Restate the entire listing word for word.

** INPUT ROWS **
------------------------------------------------

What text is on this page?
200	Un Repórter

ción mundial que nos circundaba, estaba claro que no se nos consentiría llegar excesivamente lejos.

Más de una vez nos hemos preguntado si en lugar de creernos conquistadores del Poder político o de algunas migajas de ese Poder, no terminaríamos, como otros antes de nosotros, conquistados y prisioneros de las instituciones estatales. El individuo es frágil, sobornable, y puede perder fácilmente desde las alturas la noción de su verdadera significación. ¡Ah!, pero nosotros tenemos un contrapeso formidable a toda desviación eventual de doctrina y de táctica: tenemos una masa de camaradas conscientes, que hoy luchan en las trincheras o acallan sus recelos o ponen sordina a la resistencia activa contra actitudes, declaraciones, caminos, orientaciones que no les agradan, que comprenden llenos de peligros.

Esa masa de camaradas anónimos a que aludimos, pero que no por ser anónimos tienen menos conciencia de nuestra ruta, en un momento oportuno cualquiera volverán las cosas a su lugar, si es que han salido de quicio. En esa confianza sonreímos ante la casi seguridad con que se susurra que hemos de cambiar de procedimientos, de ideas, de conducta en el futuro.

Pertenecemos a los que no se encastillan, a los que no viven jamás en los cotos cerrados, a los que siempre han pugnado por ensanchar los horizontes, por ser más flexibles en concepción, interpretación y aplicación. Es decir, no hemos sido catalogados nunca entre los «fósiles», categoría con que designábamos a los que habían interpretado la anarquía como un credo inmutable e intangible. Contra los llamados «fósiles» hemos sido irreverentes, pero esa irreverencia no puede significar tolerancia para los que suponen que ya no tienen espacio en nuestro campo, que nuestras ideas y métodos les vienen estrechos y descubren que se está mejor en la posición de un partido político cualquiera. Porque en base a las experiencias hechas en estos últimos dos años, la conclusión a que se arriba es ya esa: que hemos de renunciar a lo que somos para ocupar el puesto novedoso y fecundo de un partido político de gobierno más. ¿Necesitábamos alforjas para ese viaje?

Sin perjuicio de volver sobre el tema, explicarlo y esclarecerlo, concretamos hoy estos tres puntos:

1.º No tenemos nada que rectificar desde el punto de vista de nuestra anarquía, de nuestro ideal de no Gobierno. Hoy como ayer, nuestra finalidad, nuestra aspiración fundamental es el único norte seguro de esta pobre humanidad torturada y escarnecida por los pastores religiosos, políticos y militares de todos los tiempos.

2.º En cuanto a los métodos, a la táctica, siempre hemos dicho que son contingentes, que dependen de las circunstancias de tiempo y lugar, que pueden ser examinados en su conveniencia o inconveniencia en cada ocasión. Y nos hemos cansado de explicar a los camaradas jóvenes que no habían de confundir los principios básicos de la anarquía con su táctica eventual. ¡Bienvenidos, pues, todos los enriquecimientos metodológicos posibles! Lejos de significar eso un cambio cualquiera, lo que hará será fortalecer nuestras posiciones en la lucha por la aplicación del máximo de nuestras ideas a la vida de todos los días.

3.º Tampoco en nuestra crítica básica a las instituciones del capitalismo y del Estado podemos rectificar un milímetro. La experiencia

------------------------------------------------

** TASK RESPONSE **
What text is on this page?
200	Un Repórter

ción mundial que nos circundaba, estaba claro que no se nos consentiría llegar excesivamente lejos.

Más de una vez nos hemos preguntado si en lugar de creernos conquistadores del Poder político o de algunas migajas de ese Poder, no terminaríamos, como otros antes de nosotros, conquistados y prisioneros de las instituciones estatales. El individuo es frágil, sobornable, y puede perder fácilmente desde las alturas la noción de su verdadera significación. ¡Ah!, pero nosotros tenemos un contrapeso formidable a toda desviación eventual de doctrina y de táctica: tenemos una masa de camaradas conscientes, que hoy luchan en las trincheras o acallan sus recelos o ponen sordina a la resistencia activa contra actitudes, declaraciones, caminos, orientaciones que no les agradan, que comprenden llenos de peligros.

Esa masa de camaradas anónimos a que aludimos, pero que no por ser anónimos tienen menos conciencia de nuestra ruta, en un momento oportuno cualquiera volverán las cosas a su lugar, si es que han salido de quicio. En esa confianza sonreímos ante la casi seguridad con que se susurra que hemos de cambiar de procedimientos, de ideas, de conducta en el futuro.

Pertenecemos a los que no se encastillan, a los que no viven jamás en los cotos cerrados, a los que siempre han pugnado por ensanchar los horizontes, por ser más flexibles en concepción, interpretación y aplicación. Es decir, no hemos sido catalogados nunca entre los «fósiles», categoría con que designábamos a los que habían interpretado la anarquía como un credo inmutable e intangible. Contra los llamados «fósiles» hemos sido irreverentes, pero esa irreverencia no puede significar tolerancia para los que suponen que ya no tienen espacio en nuestro campo, que nuestras ideas y métodos les vienen estrechos y descubren que se está mejor en la posición de un partido político cualquiera. Porque en base a las experiencias hechas en estos últimos dos años, la conclusión a que se arriba es ya esa: que hemos de renunciar a lo que somos para ocupar el puesto novedoso y fecundo de un partido político de gobierno más. ¿Necesitábamos alforjas para ese viaje?

Sin perjuicio de volver sobre el tema, explicarlo y esclarecerlo, concretamos hoy estos tres puntos:

1.º No tenemos nada que rectificar desde el punto de vista de nuestra anarquía, de nuestro ideal de no Gobierno. Hoy como ayer, nuestra finalidad, nuestra aspiración fundamental es el único norte seguro de esta pobre humanidad torturada y escarnecida por los pastores religiosos, políticos y militares de todos los tiempos.

2.º En cuanto a los métodos, a la táctica, siempre hemos dicho que son contingentes, que dependen de las circunstancias de tiempo y lugar, que pueden ser examinados en su conveniencia o inconveniencia en cada ocasión. Y nos hemos cansado de explicar a los camaradas jóvenes que no habían de confundir los principios básicos de la anarquía con su táctica eventual. ¡Bienvenidos, pues, todos los enriquecimientos metodológicos posibles! Lejos de significar eso un cambio cualquiera, lo que hará será fortalecer nuestras posiciones en la lucha por la aplicación del máximo de nuestras ideas a la vida de todos los días.

3.º Tampoco en nuestra crítica básica a las instituciones del capitalismo y del Estado podemos rectificar un milímetro. La experiencia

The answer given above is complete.